Will you give the material below again, every line exactly as it is?

BEGIN

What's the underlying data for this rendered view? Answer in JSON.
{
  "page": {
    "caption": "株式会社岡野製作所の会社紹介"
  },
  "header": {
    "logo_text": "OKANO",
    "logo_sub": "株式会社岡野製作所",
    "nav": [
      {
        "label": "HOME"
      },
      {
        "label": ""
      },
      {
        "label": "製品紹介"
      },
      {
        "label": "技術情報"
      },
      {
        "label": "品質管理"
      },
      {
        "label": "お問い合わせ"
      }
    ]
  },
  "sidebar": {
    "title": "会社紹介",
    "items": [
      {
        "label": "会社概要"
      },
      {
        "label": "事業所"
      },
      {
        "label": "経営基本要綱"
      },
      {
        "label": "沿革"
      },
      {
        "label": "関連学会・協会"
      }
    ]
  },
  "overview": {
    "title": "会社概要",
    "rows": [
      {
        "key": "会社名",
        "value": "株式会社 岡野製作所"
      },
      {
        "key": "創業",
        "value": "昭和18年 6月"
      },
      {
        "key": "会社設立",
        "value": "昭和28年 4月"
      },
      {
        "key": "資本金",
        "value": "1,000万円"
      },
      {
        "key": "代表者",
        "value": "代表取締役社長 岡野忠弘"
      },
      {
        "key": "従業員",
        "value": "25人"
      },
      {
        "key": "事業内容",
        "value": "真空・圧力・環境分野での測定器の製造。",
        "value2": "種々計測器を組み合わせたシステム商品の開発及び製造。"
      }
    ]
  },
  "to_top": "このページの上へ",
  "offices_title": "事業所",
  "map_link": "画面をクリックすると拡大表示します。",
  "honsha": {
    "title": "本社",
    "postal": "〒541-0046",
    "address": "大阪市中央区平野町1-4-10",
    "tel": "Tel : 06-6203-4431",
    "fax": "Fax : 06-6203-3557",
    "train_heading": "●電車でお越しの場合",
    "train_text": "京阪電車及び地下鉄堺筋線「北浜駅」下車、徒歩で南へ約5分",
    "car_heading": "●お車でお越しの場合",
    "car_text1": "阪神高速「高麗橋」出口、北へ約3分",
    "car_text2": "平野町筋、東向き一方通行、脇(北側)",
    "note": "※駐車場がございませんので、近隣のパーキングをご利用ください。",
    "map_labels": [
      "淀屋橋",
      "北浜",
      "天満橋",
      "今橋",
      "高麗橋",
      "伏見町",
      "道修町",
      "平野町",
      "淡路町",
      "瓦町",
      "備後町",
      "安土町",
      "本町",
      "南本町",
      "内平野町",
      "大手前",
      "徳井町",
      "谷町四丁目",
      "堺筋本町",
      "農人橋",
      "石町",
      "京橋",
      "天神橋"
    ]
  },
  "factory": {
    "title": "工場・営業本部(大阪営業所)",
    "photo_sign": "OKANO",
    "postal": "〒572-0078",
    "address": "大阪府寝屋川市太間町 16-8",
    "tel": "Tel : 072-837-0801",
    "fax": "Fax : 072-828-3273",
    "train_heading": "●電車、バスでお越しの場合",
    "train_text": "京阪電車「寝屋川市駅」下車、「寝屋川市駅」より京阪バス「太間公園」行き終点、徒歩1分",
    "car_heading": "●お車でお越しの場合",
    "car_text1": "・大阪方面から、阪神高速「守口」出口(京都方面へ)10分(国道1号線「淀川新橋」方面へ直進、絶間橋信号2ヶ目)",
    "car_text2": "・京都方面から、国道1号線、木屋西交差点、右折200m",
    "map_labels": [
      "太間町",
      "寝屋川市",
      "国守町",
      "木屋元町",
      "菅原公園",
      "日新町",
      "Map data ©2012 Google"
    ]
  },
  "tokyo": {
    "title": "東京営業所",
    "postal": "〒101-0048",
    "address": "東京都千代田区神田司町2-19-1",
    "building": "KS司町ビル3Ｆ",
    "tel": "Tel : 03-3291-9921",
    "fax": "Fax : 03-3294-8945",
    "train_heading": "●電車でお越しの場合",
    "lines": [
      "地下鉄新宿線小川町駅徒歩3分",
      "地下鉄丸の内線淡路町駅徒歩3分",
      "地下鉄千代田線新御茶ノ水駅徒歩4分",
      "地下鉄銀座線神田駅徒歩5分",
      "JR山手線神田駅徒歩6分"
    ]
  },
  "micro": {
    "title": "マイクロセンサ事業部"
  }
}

END

| Result for this exercise |
What's the underlying data for this rendered view? Answer in JSON.
{
  "page": {
    "caption": "株式会社岡野製作所の会社紹介"
  },
  "header": {
    "logo_text": "OKANO",
    "logo_sub": "株式会社岡野製作所",
    "nav": [
      {
        "label": "HOME"
      },
      {
        "label": ""
      },
      {
        "label": "製品紹介"
      },
      {
        "label": "技術情報"
      },
      {
        "label": "品質管理"
      },
      {
        "label": "お問い合わせ"
      }
    ]
  },
  "sidebar": {
    "title": "会社紹介",
    "items": [
      {
        "label": "会社概要"
      },
      {
        "label": "事業所"
      },
      {
        "label": "経営基本要綱"
      },
      {
        "label": "沿革"
      },
      {
        "label": "関連学会・協会"
      }
    ]
  },
  "overview": {
    "title": "会社概要",
    "rows": [
      {
        "key": "会社名",
        "value": "株式会社 岡野製作所"
      },
      {
        "key": "創業",
        "value": "昭和18年 6月"
      },
      {
        "key": "会社設立",
        "value": "昭和28年 4月"
      },
      {
        "key": "資本金",
        "value": "1,000万円"
      },
      {
        "key": "代表者",
        "value": "代表取締役社長 岡野忠弘"
      },
      {
        "key": "従業員",
        "value": "25人"
      },
      {
        "key": "事業内容",
        "value": "真空・圧力・環境分野での測定器の製造。",
        "value2": "種々計測器を組み合わせたシステム商品の開発及び製造。"
      }
    ]
  },
  "to_top": "このページの上へ",
  "offices_title": "事業所",
  "map_link": "画面をクリックすると拡大表示します。",
  "honsha": {
    "title": "本社",
    "postal": "〒541-0046",
    "address": "大阪市中央区平野町1-4-10",
    "tel": "Tel : 06-6203-4431",
    "fax": "Fax : 06-6203-3557",
    "train_heading": "●電車でお越しの場合",
    "train_text": "京阪電車及び地下鉄堺筋線「北浜駅」下車、徒歩で南へ約5分",
    "car_heading": "●お車でお越しの場合",
    "car_text1": "阪神高速「高麗橋」出口、北へ約3分",
    "car_text2": "平野町筋、東向き一方通行、脇(北側)",
    "note": "※駐車場がございませんので、近隣のパーキングをご利用ください。",
    "map_labels": [
      "淀屋橋",
      "北浜",
      "天満橋",
      "今橋",
      "高麗橋",
      "伏見町",
      "道修町",
      "平野町",
      "淡路町",
      "瓦町",
      "備後町",
      "安土町",
      "本町",
      "南本町",
      "内平野町",
      "大手前",
      "徳井町",
      "谷町四丁目",
      "堺筋本町",
      "農人橋",
      "石町",
      "京橋",
      "天神橋"
    ]
  },
  "factory": {
    "title": "工場・営業本部(大阪営業所)",
    "photo_sign": "OKANO",
    "postal": "〒572-0078",
    "address": "大阪府寝屋川市太間町 16-8",
    "tel": "Tel : 072-837-0801",
    "fax": "Fax : 072-828-3273",
    "train_heading": "●電車、バスでお越しの場合",
    "train_text": "京阪電車「寝屋川市駅」下車、「寝屋川市駅」より京阪バス「太間公園」行き終点、徒歩1分",
    "car_heading": "●お車でお越しの場合",
    "car_text1": "・大阪方面から、阪神高速「守口」出口(京都方面へ)10分(国道1号線「淀川新橋」方面へ直進、絶間橋信号2ヶ目)",
    "car_text2": "・京都方面から、国道1号線、木屋西交差点、右折200m",
    "map_labels": [
      "太間町",
      "寝屋川市",
      "国守町",
      "木屋元町",
      "菅原公園",
      "日新町",
      "Map data ©2012 Google"
    ]
  },
  "tokyo": {
    "title": "東京営業所",
    "postal": "〒101-0048",
    "address": "東京都千代田区神田司町2-19-1",
    "building": "KS司町ビル3Ｆ",
    "tel": "Tel : 03-3291-9921",
    "fax": "Fax : 03-3294-8945",
    "train_heading": "●電車でお越しの場合",
    "lines": [
      "地下鉄新宿線小川町駅徒歩3分",
      "地下鉄丸の内線淡路町駅徒歩3分",
      "地下鉄千代田線新御茶ノ水駅徒歩4分",
      "地下鉄銀座線神田駅徒歩5分",
      "JR山手線神田駅徒歩6分"
    ]
  },
  "micro": {
    "title": "マイクロセンサ事業部"
  }
}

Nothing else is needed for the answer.